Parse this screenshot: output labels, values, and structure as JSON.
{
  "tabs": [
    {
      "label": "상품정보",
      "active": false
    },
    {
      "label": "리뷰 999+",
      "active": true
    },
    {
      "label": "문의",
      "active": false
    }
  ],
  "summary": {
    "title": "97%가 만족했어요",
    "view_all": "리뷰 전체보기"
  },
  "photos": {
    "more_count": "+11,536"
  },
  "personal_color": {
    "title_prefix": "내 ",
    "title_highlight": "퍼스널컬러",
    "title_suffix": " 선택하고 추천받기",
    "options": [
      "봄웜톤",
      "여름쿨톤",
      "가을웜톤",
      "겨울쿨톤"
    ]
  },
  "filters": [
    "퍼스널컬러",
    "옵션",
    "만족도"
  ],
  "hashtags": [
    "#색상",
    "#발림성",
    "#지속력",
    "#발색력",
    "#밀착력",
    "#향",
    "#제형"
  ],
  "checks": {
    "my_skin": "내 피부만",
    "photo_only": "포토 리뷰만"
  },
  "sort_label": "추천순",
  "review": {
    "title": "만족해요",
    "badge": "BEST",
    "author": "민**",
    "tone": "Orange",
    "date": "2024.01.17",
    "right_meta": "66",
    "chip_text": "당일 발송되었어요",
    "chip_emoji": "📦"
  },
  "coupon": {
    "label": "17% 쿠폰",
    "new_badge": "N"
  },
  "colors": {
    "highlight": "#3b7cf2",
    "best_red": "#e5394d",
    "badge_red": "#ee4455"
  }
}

==

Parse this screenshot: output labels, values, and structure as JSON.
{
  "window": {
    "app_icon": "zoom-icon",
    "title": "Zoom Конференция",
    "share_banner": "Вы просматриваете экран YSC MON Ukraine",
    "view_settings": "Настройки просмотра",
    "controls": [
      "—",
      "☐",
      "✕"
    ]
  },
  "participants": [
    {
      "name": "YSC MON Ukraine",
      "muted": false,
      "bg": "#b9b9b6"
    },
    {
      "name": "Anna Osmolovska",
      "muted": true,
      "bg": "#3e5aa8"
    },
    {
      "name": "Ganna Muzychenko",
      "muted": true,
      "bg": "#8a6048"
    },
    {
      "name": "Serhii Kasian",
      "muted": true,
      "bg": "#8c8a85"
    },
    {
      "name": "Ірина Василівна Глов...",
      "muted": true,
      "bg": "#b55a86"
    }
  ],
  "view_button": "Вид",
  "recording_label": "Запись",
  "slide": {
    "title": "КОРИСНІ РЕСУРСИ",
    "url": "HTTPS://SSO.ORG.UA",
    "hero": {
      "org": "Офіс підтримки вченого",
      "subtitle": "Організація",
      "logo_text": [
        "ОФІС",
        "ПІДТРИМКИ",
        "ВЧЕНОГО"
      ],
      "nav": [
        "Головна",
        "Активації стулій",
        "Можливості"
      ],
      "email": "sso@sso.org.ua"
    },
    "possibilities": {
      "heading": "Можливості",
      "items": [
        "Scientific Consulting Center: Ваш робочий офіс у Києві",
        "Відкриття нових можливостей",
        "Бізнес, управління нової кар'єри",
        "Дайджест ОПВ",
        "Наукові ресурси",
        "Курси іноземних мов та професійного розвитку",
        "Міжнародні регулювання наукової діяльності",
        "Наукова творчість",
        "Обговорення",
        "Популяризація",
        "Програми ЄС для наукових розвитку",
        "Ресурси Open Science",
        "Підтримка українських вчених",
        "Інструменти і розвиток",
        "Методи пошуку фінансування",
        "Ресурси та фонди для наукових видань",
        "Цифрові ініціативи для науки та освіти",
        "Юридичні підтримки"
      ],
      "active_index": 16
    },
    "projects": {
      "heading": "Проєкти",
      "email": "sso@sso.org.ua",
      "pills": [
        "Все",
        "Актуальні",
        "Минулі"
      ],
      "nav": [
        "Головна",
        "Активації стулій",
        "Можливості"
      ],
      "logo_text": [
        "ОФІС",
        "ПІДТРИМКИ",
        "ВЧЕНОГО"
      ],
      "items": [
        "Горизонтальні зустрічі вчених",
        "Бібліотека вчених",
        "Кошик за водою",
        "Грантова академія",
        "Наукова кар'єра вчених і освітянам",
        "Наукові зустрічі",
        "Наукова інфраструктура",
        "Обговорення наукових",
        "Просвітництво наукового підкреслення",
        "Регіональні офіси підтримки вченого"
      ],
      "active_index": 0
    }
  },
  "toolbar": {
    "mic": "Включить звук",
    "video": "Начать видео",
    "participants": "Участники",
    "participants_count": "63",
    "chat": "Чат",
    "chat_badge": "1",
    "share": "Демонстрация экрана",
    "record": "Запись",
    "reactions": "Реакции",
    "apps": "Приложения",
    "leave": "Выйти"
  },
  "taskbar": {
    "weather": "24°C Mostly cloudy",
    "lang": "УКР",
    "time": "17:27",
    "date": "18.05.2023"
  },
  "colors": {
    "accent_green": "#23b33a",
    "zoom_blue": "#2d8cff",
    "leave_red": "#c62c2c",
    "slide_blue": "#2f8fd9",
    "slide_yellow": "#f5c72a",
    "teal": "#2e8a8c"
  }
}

---

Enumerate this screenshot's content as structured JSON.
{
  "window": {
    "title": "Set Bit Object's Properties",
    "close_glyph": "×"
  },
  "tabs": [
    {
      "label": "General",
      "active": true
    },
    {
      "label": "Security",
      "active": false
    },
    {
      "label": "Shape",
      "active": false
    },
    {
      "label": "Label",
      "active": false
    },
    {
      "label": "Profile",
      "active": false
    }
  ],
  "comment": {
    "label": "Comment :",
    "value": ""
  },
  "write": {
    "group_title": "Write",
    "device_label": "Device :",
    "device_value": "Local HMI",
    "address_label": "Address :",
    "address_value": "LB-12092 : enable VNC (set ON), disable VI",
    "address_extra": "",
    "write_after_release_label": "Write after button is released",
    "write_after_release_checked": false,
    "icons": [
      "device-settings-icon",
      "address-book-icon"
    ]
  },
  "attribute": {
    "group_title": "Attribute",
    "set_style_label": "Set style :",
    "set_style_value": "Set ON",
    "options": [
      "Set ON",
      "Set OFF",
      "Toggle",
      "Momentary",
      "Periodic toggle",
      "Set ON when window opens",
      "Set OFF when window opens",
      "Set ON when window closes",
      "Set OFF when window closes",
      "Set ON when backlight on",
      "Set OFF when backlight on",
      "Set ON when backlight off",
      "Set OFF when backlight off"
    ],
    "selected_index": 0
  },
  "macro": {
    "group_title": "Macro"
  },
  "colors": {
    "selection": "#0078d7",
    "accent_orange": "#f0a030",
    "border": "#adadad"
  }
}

What the task asks => Above are several records. Count the lines among them that contain "when" and give only the total.

Reply => 8